Structured figure records:
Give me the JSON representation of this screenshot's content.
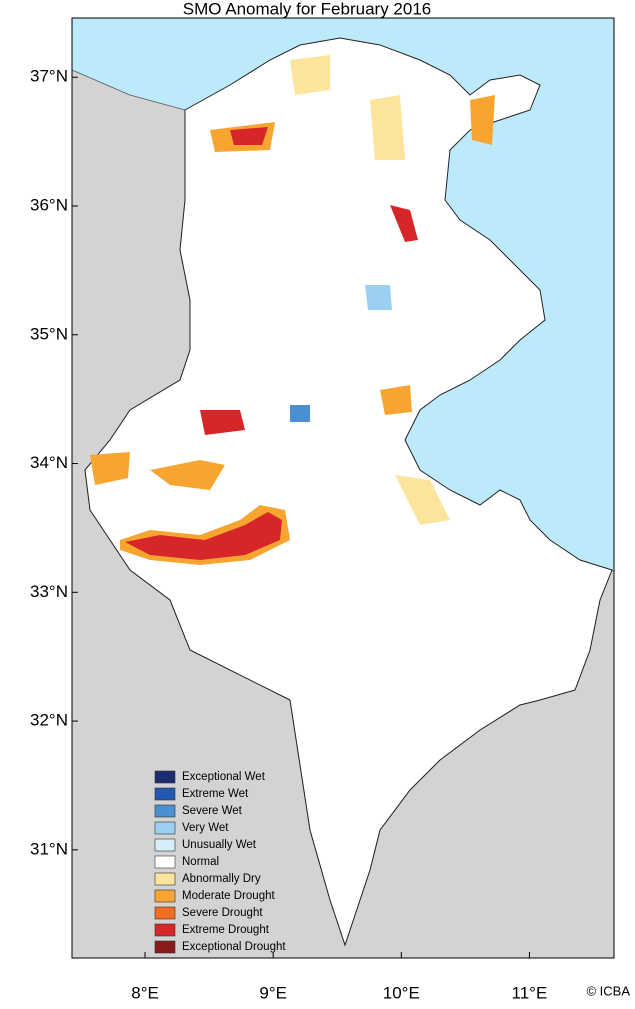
{
  "map": {
    "title": "SMO Anomaly for February 2016",
    "xlim": [
      7.43,
      11.66
    ],
    "ylim": [
      30.16,
      37.46
    ],
    "xticks": [
      {
        "value": 8,
        "label": "8°E"
      },
      {
        "value": 9,
        "label": "9°E"
      },
      {
        "value": 10,
        "label": "10°E"
      },
      {
        "value": 11,
        "label": "11°E"
      }
    ],
    "yticks": [
      {
        "value": 31,
        "label": "31°N"
      },
      {
        "value": 32,
        "label": "32°N"
      },
      {
        "value": 33,
        "label": "33°N"
      },
      {
        "value": 34,
        "label": "34°N"
      },
      {
        "value": 35,
        "label": "35°N"
      },
      {
        "value": 36,
        "label": "36°N"
      },
      {
        "value": 37,
        "label": "37°N"
      }
    ],
    "legend": [
      {
        "name": "Exceptional Wet",
        "color": "#1a2d6e"
      },
      {
        "name": "Extreme Wet",
        "color": "#2458b0"
      },
      {
        "name": "Severe Wet",
        "color": "#4a90d0"
      },
      {
        "name": "Very Wet",
        "color": "#9dd0f0"
      },
      {
        "name": "Unusually Wet",
        "color": "#d6eef8"
      },
      {
        "name": "Normal",
        "color": "#ffffff"
      },
      {
        "name": "Abnormally Dry",
        "color": "#fde49c"
      },
      {
        "name": "Moderate Drought",
        "color": "#f7a530"
      },
      {
        "name": "Severe Drought",
        "color": "#f26d21"
      },
      {
        "name": "Extreme Drought",
        "color": "#d7262a"
      },
      {
        "name": "Exceptional Drought",
        "color": "#8b1a1a"
      }
    ],
    "credit": "© ICBA"
  }
}
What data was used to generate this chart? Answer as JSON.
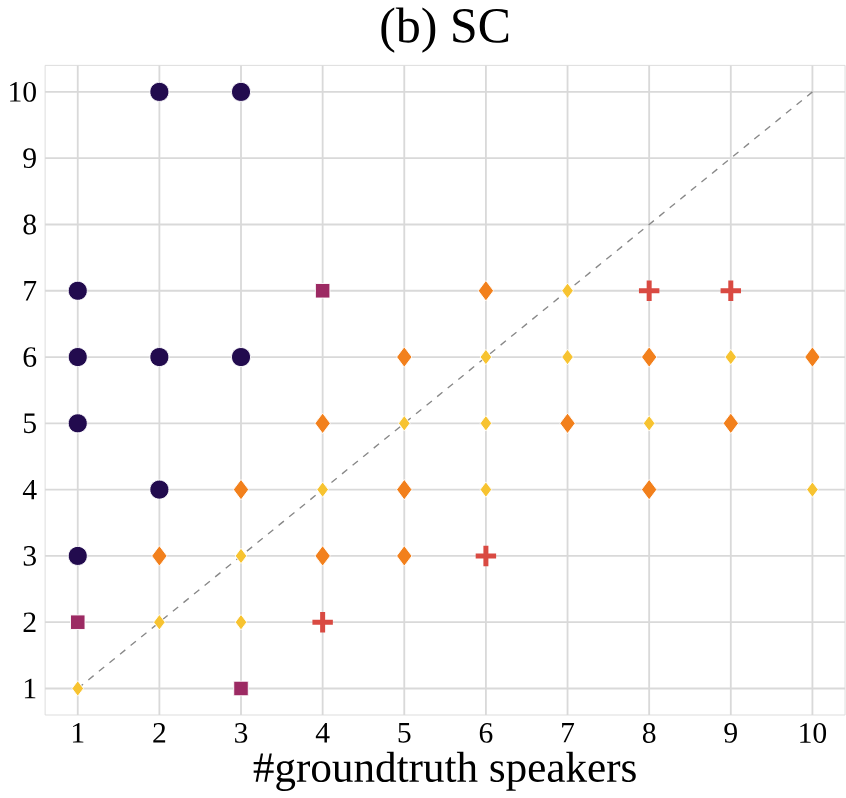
{
  "chart_data": {
    "type": "scatter",
    "title": "(b) SC",
    "xlabel": "#groundtruth speakers",
    "xlim": [
      0.6,
      10.4
    ],
    "ylim": [
      0.6,
      10.4
    ],
    "xticks": [
      1,
      2,
      3,
      4,
      5,
      6,
      7,
      8,
      9,
      10
    ],
    "yticks": [
      1,
      2,
      3,
      4,
      5,
      6,
      7,
      8,
      9,
      10
    ],
    "grid": true,
    "series": [
      {
        "type": "line",
        "color": "#888888",
        "line_style": "dashed",
        "marker": "none",
        "x": [
          1,
          10
        ],
        "values": [
          1,
          10
        ]
      },
      {
        "color": "#220b4e",
        "marker": "circle",
        "x": [
          1,
          1,
          1,
          1,
          2,
          2,
          2,
          3,
          3
        ],
        "values": [
          7,
          6,
          5,
          3,
          10,
          6,
          4,
          10,
          6
        ]
      },
      {
        "color": "#9c2a63",
        "marker": "square",
        "x": [
          1,
          3,
          4
        ],
        "values": [
          2,
          1,
          7
        ]
      },
      {
        "color": "#d94a42",
        "marker": "cross",
        "x": [
          4,
          6,
          8,
          9
        ],
        "values": [
          2,
          3,
          7,
          7
        ]
      },
      {
        "color": "#f2801c",
        "marker": "diamond",
        "x": [
          2,
          3,
          4,
          4,
          5,
          5,
          5,
          6,
          7,
          8,
          8,
          9,
          10
        ],
        "values": [
          3,
          4,
          5,
          3,
          6,
          4,
          3,
          7,
          5,
          6,
          4,
          5,
          6
        ]
      },
      {
        "color": "#f7c330",
        "marker": "diamond",
        "x": [
          1,
          2,
          3,
          3,
          4,
          5,
          6,
          6,
          6,
          7,
          7,
          8,
          9,
          10
        ],
        "values": [
          1,
          2,
          3,
          2,
          4,
          5,
          6,
          5,
          4,
          7,
          6,
          5,
          6,
          4
        ]
      }
    ]
  }
}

**Direction**. Return every line above that contains the word "marker".

**Correct answer**.
        "marker": "none",
        "marker": "circle",
        "marker": "square",
        "marker": "cross",
        "marker": "diamond",
        "marker": "diamond",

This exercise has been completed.